# Data supplied
+ + +

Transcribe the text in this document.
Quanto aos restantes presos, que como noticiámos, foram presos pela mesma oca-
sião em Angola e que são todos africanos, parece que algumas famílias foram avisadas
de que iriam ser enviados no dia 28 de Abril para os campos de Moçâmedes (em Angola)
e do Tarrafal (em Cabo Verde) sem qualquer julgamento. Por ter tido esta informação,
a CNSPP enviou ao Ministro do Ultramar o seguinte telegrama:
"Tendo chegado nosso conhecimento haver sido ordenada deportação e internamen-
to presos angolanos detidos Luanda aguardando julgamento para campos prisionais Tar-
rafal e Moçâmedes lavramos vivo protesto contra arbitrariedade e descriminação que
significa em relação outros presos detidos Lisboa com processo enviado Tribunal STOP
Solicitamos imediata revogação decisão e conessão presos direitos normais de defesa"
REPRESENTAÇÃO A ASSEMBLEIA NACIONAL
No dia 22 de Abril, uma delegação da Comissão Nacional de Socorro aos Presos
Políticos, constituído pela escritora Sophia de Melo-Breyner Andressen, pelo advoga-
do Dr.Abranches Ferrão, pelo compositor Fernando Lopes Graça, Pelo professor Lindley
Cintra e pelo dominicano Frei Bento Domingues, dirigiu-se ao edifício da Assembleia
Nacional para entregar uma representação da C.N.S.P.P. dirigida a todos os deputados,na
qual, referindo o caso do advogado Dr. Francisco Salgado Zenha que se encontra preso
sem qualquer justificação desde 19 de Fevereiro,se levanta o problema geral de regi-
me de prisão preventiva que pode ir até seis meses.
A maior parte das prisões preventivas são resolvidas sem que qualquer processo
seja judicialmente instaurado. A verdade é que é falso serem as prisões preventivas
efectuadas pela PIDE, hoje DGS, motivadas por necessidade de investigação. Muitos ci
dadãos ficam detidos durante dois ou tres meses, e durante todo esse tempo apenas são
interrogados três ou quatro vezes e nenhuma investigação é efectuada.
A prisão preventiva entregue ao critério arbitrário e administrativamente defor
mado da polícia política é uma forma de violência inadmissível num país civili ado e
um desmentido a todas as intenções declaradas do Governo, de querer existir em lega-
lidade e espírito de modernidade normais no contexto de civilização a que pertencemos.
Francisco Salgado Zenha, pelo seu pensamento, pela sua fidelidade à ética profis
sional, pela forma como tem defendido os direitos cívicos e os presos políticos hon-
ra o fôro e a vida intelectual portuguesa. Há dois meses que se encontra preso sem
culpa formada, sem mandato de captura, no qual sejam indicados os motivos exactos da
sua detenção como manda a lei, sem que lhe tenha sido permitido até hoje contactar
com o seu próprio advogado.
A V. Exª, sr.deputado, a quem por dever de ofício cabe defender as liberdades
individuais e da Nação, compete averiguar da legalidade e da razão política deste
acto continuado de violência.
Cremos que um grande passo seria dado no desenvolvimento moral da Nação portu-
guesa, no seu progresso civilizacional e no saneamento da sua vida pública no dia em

+ + +

# Do this
Your task is to transcribe the listing above in full, exactly as given.

# In response
Transcribe the text in this document.
Quanto aos restantes presos, que como noticiámos, foram presos pela mesma oca-
sião em Angola e que são todos africanos, parece que algumas famílias foram avisadas
de que iriam ser enviados no dia 28 de Abril para os campos de Moçâmedes (em Angola)
e do Tarrafal (em Cabo Verde) sem qualquer julgamento. Por ter tido esta informação,
a CNSPP enviou ao Ministro do Ultramar o seguinte telegrama:
"Tendo chegado nosso conhecimento haver sido ordenada deportação e internamen-
to presos angolanos detidos Luanda aguardando julgamento para campos prisionais Tar-
rafal e Moçâmedes lavramos vivo protesto contra arbitrariedade e descriminação que
significa em relação outros presos detidos Lisboa com processo enviado Tribunal STOP
Solicitamos imediata revogação decisão e conessão presos direitos normais de defesa"
REPRESENTAÇÃO A ASSEMBLEIA NACIONAL
No dia 22 de Abril, uma delegação da Comissão Nacional de Socorro aos Presos
Políticos, constituído pela escritora Sophia de Melo-Breyner Andressen, pelo advoga-
do Dr.Abranches Ferrão, pelo compositor Fernando Lopes Graça, Pelo professor Lindley
Cintra e pelo dominicano Frei Bento Domingues, dirigiu-se ao edifício da Assembleia
Nacional para entregar uma representação da C.N.S.P.P. dirigida a todos os deputados,na
qual, referindo o caso do advogado Dr. Francisco Salgado Zenha que se encontra preso
sem qualquer justificação desde 19 de Fevereiro,se levanta o problema geral de regi-
me de prisão preventiva que pode ir até seis meses.
A maior parte das prisões preventivas são resolvidas sem que qualquer processo
seja judicialmente instaurado. A verdade é que é falso serem as prisões preventivas
efectuadas pela PIDE, hoje DGS, motivadas por necessidade de investigação. Muitos ci
dadãos ficam detidos durante dois ou tres meses, e durante todo esse tempo apenas são
interrogados três ou quatro vezes e nenhuma investigação é efectuada.
A prisão preventiva entregue ao critério arbitrário e administrativamente defor
mado da polícia política é uma forma de violência inadmissível num país civili ado e
um desmentido a todas as intenções declaradas do Governo, de querer existir em lega-
lidade e espírito de modernidade normais no contexto de civilização a que pertencemos.
Francisco Salgado Zenha, pelo seu pensamento, pela sua fidelidade à ética profis
sional, pela forma como tem defendido os direitos cívicos e os presos políticos hon-
ra o fôro e a vida intelectual portuguesa. Há dois meses que se encontra preso sem
culpa formada, sem mandato de captura, no qual sejam indicados os motivos exactos da
sua detenção como manda a lei, sem que lhe tenha sido permitido até hoje contactar
com o seu próprio advogado.
A V. Exª, sr.deputado, a quem por dever de ofício cabe defender as liberdades
individuais e da Nação, compete averiguar da legalidade e da razão política deste
acto continuado de violência.
Cremos que um grande passo seria dado no desenvolvimento moral da Nação portu-
guesa, no seu progresso civilizacional e no saneamento da sua vida pública no dia em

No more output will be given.